**Exercise goal**
Present the data once more in exactly its original form.

**Input rows**
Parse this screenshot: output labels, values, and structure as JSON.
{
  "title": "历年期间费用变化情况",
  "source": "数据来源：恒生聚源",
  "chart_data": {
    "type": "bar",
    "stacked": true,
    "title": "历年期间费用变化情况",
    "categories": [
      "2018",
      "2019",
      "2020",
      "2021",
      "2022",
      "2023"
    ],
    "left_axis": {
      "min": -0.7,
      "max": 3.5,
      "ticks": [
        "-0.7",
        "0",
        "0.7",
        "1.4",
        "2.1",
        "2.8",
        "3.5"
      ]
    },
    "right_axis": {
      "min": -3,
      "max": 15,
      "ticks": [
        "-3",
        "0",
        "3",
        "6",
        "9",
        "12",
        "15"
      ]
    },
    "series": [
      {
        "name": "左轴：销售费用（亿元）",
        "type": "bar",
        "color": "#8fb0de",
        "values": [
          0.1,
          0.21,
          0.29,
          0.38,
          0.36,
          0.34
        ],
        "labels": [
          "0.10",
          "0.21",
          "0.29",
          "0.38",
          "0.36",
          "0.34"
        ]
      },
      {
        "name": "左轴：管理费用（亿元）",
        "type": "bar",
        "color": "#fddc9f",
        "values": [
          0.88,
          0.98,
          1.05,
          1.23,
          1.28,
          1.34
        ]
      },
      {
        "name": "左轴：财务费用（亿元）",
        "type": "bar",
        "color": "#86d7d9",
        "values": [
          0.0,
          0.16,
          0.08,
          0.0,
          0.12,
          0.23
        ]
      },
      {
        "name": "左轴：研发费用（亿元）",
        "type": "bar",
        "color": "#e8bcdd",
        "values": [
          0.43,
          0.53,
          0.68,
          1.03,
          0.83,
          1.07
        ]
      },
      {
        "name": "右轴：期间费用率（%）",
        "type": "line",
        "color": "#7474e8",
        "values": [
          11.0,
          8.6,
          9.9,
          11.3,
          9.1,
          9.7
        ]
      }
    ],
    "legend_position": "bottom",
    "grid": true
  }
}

**Result for this task**
Parse this screenshot: output labels, values, and structure as JSON.
{
  "title": "历年期间费用变化情况",
  "source": "数据来源：恒生聚源",
  "chart_data": {
    "type": "bar",
    "stacked": true,
    "title": "历年期间费用变化情况",
    "categories": [
      "2018",
      "2019",
      "2020",
      "2021",
      "2022",
      "2023"
    ],
    "left_axis": {
      "min": -0.7,
      "max": 3.5,
      "ticks": [
        "-0.7",
        "0",
        "0.7",
        "1.4",
        "2.1",
        "2.8",
        "3.5"
      ]
    },
    "right_axis": {
      "min": -3,
      "max": 15,
      "ticks": [
        "-3",
        "0",
        "3",
        "6",
        "9",
        "12",
        "15"
      ]
    },
    "series": [
      {
        "name": "左轴：销售费用（亿元）",
        "type": "bar",
        "color": "#8fb0de",
        "values": [
          0.1,
          0.21,
          0.29,
          0.38,
          0.36,
          0.34
        ],
        "labels": [
          "0.10",
          "0.21",
          "0.29",
          "0.38",
          "0.36",
          "0.34"
        ]
      },
      {
        "name": "左轴：管理费用（亿元）",
        "type": "bar",
        "color": "#fddc9f",
        "values": [
          0.88,
          0.98,
          1.05,
          1.23,
          1.28,
          1.34
        ]
      },
      {
        "name": "左轴：财务费用（亿元）",
        "type": "bar",
        "color": "#86d7d9",
        "values": [
          0.0,
          0.16,
          0.08,
          0.0,
          0.12,
          0.23
        ]
      },
      {
        "name": "左轴：研发费用（亿元）",
        "type": "bar",
        "color": "#e8bcdd",
        "values": [
          0.43,
          0.53,
          0.68,
          1.03,
          0.83,
          1.07
        ]
      },
      {
        "name": "右轴：期间费用率（%）",
        "type": "line",
        "color": "#7474e8",
        "values": [
          11.0,
          8.6,
          9.9,
          11.3,
          9.1,
          9.7
        ]
      }
    ],
    "legend_position": "bottom",
    "grid": true
  }
}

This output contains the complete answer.